*Written task:* In the material below, find all lines with the string "down" and copy them.

(Saved entries)
* Begin *

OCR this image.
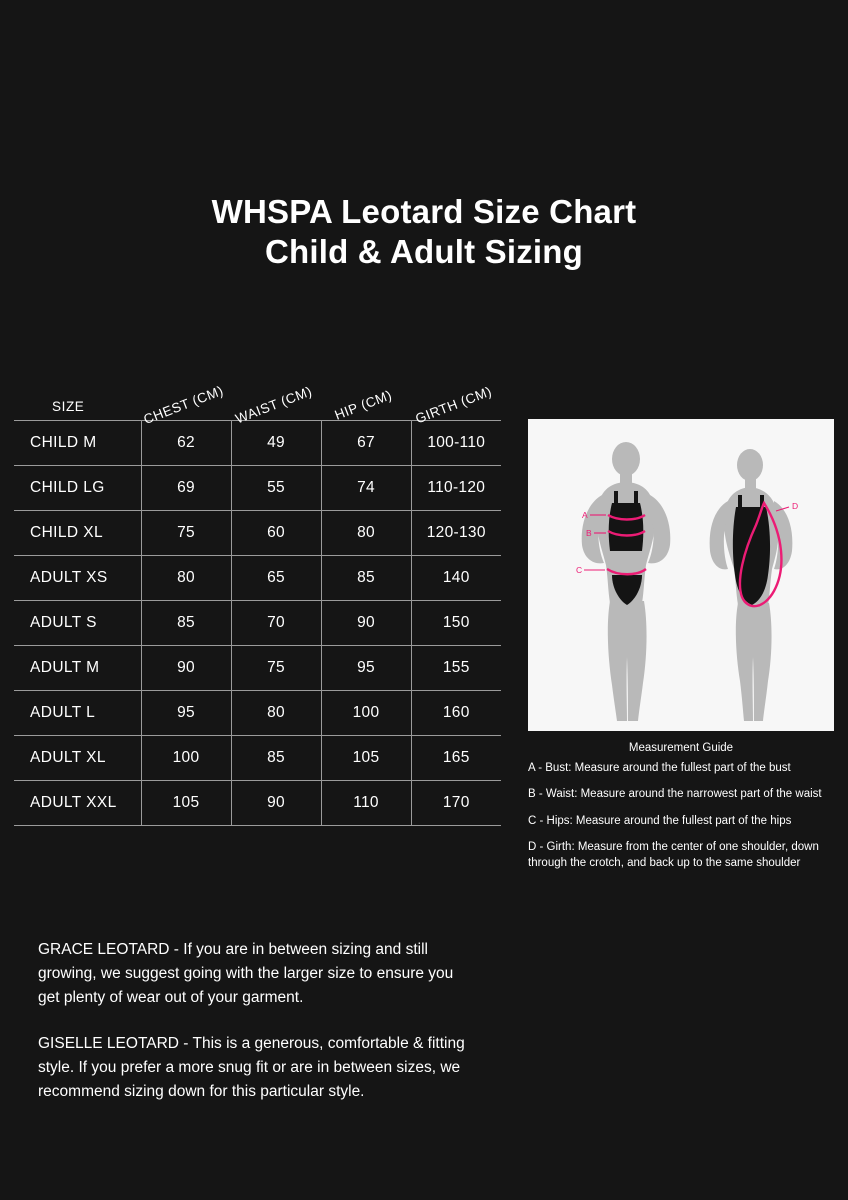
WHSPA Leotard Size Chart
Child & Adult Sizing
SIZE	CHEST (CM)	WAIST (CM)	HIP (CM)	GIRTH (CM)
CHILD M	62	49	67	100-110
CHILD LG	69	55	74	110-120
CHILD XL	75	60	80	120-130
ADULT XS	80	65	85	140
ADULT S	85	70	90	150
ADULT M	90	75	95	155
ADULT L	95	80	100	160
ADULT XL	100	85	105	165
ADULT XXL	105	90	110	170
A
B
C
D
Measurement Guide
A - Bust: Measure around the fullest part of the bust
B - Waist: Measure around the narrowest part of the waist
C - Hips: Measure around the fullest part of the hips
D - Girth: Measure from the center of one shoulder, down through the crotch, and back up to the same shoulder
GRACE LEOTARD - If you are in between sizing and still growing, we suggest going with the larger size to ensure you get plenty of wear out of your garment.
GISELLE LEOTARD - This is a generous, comfortable & fitting style. If you prefer a more snug fit or are in between sizes, we recommend sizing down for this particular style.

* End *

*Written solution:*
D - Girth: Measure from the center of one shoulder, down through the crotch, and back up to the same shoulder
GISELLE LEOTARD - This is a generous, comfortable & fitting style. If you prefer a more snug fit or are in between sizes, we recommend sizing down for this particular style.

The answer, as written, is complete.